--- Data for processing ---

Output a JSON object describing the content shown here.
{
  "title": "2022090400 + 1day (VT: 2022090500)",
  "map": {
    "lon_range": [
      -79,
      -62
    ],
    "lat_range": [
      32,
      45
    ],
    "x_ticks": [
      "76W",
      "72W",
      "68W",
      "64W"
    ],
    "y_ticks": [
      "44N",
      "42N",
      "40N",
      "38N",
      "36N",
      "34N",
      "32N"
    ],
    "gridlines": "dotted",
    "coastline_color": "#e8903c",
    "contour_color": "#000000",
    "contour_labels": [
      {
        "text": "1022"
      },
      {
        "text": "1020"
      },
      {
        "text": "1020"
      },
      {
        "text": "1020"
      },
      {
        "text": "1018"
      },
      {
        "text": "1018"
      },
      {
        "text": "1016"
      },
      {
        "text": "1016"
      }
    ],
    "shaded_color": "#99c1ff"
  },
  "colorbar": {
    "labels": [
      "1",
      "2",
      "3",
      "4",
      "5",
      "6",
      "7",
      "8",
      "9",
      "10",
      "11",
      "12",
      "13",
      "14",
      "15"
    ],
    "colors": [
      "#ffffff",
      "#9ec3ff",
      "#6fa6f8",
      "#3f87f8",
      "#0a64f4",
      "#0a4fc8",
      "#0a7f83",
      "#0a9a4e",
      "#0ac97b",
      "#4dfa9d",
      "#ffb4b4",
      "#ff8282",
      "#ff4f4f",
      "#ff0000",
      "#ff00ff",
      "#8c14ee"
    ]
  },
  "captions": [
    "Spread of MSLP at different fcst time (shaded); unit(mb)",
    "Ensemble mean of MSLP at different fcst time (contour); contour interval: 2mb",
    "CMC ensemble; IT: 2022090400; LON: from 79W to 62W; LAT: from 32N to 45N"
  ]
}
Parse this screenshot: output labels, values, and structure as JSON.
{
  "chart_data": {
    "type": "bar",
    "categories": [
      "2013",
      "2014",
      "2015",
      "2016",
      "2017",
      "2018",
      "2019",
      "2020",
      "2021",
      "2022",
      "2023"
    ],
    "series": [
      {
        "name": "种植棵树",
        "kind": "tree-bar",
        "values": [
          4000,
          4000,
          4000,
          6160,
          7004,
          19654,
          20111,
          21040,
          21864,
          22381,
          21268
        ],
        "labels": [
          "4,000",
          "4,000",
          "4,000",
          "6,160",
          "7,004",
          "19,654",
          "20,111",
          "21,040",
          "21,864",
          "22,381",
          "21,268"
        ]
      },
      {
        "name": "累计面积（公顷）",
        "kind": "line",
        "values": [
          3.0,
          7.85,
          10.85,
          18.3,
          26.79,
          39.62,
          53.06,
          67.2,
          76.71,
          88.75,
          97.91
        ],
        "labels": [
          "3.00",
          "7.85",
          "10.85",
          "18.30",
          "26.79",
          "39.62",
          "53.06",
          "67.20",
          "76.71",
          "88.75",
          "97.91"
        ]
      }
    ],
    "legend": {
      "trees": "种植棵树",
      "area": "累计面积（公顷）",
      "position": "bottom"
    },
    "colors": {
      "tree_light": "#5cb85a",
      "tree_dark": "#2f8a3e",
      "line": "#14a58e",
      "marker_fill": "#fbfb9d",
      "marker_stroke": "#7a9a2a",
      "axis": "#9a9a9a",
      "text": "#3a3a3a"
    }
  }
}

---

▸ **Problem statement**
Determine how many lines of the listing above include the word "fcst", and report that number only.

▸ **Final answer**
2